### Short exercise
Locate every line that holds the string "Current" and copy it.
## START Information provided
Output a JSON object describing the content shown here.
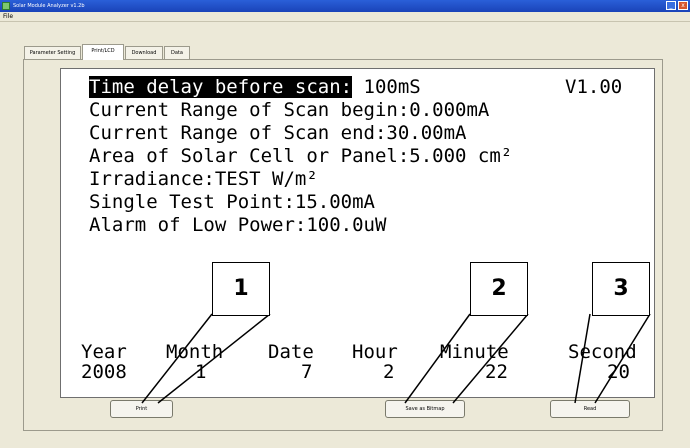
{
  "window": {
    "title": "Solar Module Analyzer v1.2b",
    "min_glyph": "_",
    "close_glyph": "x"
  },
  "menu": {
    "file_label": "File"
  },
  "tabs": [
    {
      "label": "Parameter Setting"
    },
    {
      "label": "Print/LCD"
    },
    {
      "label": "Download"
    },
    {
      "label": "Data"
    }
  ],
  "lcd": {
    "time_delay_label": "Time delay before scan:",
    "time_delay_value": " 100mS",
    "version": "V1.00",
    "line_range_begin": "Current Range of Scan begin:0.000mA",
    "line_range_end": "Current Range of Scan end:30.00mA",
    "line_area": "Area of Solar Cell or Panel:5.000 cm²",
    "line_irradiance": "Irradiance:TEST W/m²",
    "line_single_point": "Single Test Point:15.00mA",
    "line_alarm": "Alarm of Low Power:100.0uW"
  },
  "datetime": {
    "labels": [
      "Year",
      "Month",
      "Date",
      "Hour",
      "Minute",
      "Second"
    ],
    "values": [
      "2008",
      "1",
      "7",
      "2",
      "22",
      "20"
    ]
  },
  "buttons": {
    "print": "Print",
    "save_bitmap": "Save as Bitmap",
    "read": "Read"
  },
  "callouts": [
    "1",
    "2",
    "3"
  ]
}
## END Information provided
### Exercise answer
    "line_range_begin": "Current Range of Scan begin:0.000mA",
    "line_range_end": "Current Range of Scan end:30.00mA",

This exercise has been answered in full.